What the task asks →
Write out the entire listing below exactly, with the pictures left out.

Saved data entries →
====

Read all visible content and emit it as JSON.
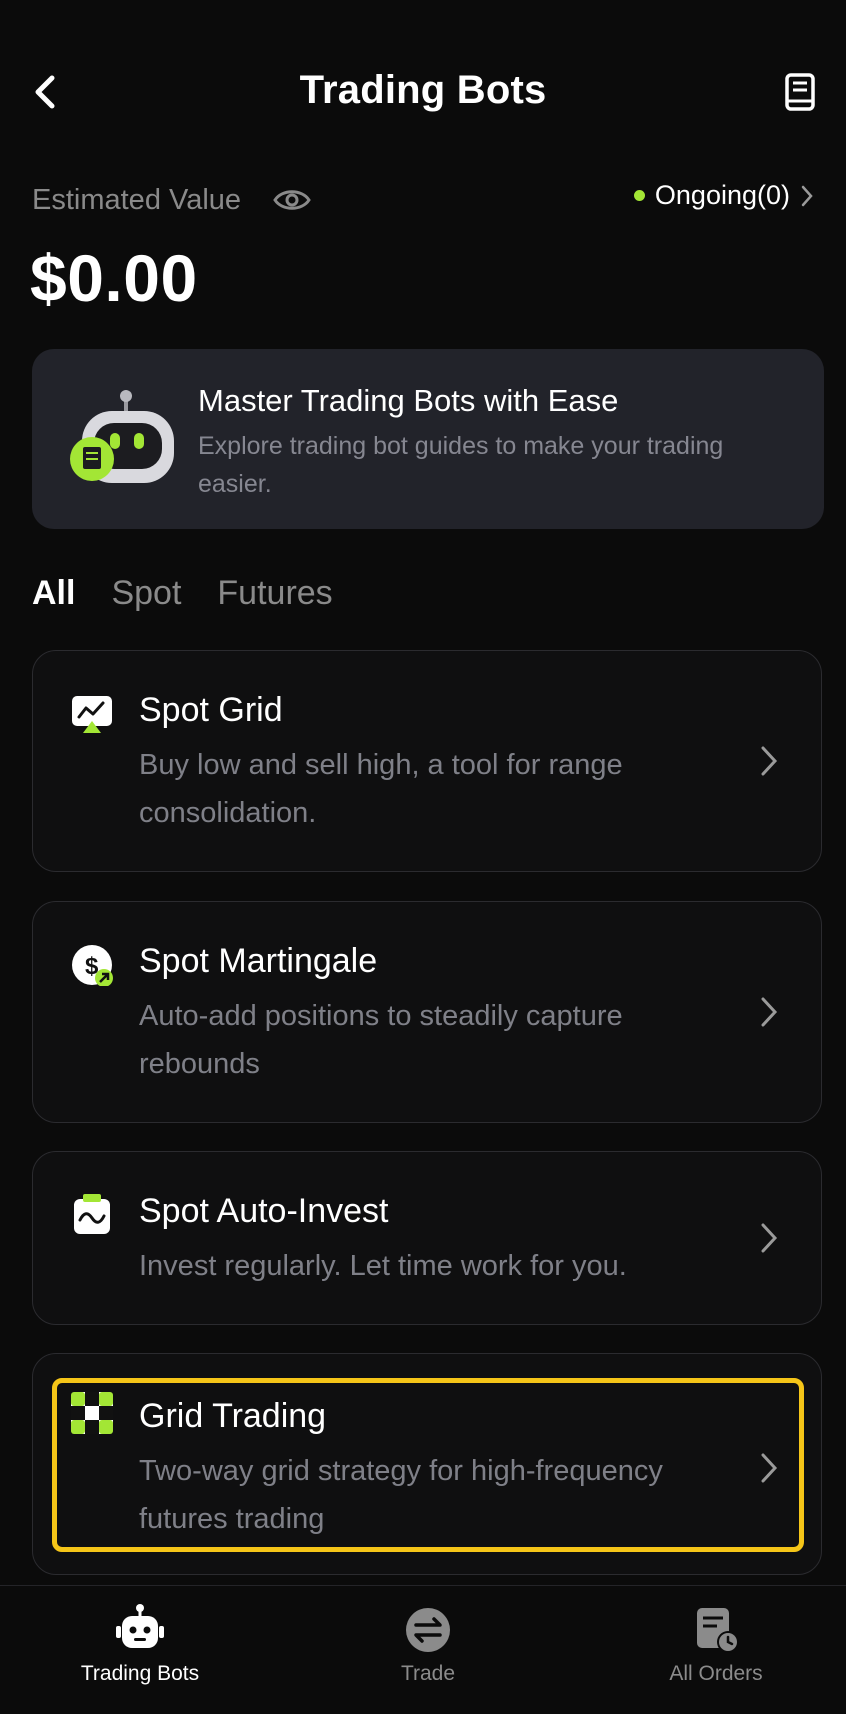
{
  "header": {
    "title": "Trading Bots",
    "back_icon": "chevron-left-icon",
    "guide_icon": "book-icon"
  },
  "summary": {
    "label": "Estimated Value",
    "value": "$0.00",
    "ongoing": "Ongoing(0)",
    "ongoing_dot_color": "#a3e635"
  },
  "banner": {
    "title": "Master Trading Bots with Ease",
    "description": "Explore trading bot guides to make your trading easier."
  },
  "tabs": [
    {
      "label": "All",
      "active": true
    },
    {
      "label": "Spot",
      "active": false
    },
    {
      "label": "Futures",
      "active": false
    }
  ],
  "bots": [
    {
      "icon": "grid-chart-icon",
      "title": "Spot Grid",
      "description": "Buy low and sell high, a tool for range consolidation."
    },
    {
      "icon": "dollar-coin-icon",
      "title": "Spot Martingale",
      "description": "Auto-add positions to steadily capture rebounds"
    },
    {
      "icon": "calendar-wave-icon",
      "title": "Spot Auto-Invest",
      "description": "Invest regularly. Let time work for you."
    },
    {
      "icon": "checker-grid-icon",
      "title": "Grid Trading",
      "description": "Two-way grid strategy for high-frequency futures trading"
    }
  ],
  "bottom_nav": [
    {
      "label": "Trading Bots",
      "icon": "robot-icon",
      "active": true
    },
    {
      "label": "Trade",
      "icon": "exchange-icon",
      "active": false
    },
    {
      "label": "All Orders",
      "icon": "orders-clock-icon",
      "active": false
    }
  ],
  "colors": {
    "accent": "#a3e635",
    "highlight": "#f5c518",
    "background": "#0b0b0b",
    "card_border": "#2b2b2f"
  }
}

====

Answer to the problem →
Read all visible content and emit it as JSON.
{
  "header": {
    "title": "Trading Bots",
    "back_icon": "chevron-left-icon",
    "guide_icon": "book-icon"
  },
  "summary": {
    "label": "Estimated Value",
    "value": "$0.00",
    "ongoing": "Ongoing(0)",
    "ongoing_dot_color": "#a3e635"
  },
  "banner": {
    "title": "Master Trading Bots with Ease",
    "description": "Explore trading bot guides to make your trading easier."
  },
  "tabs": [
    {
      "label": "All",
      "active": true
    },
    {
      "label": "Spot",
      "active": false
    },
    {
      "label": "Futures",
      "active": false
    }
  ],
  "bots": [
    {
      "icon": "grid-chart-icon",
      "title": "Spot Grid",
      "description": "Buy low and sell high, a tool for range consolidation."
    },
    {
      "icon": "dollar-coin-icon",
      "title": "Spot Martingale",
      "description": "Auto-add positions to steadily capture rebounds"
    },
    {
      "icon": "calendar-wave-icon",
      "title": "Spot Auto-Invest",
      "description": "Invest regularly. Let time work for you."
    },
    {
      "icon": "checker-grid-icon",
      "title": "Grid Trading",
      "description": "Two-way grid strategy for high-frequency futures trading"
    }
  ],
  "bottom_nav": [
    {
      "label": "Trading Bots",
      "icon": "robot-icon",
      "active": true
    },
    {
      "label": "Trade",
      "icon": "exchange-icon",
      "active": false
    },
    {
      "label": "All Orders",
      "icon": "orders-clock-icon",
      "active": false
    }
  ],
  "colors": {
    "accent": "#a3e635",
    "highlight": "#f5c518",
    "background": "#0b0b0b",
    "card_border": "#2b2b2f"
  }
}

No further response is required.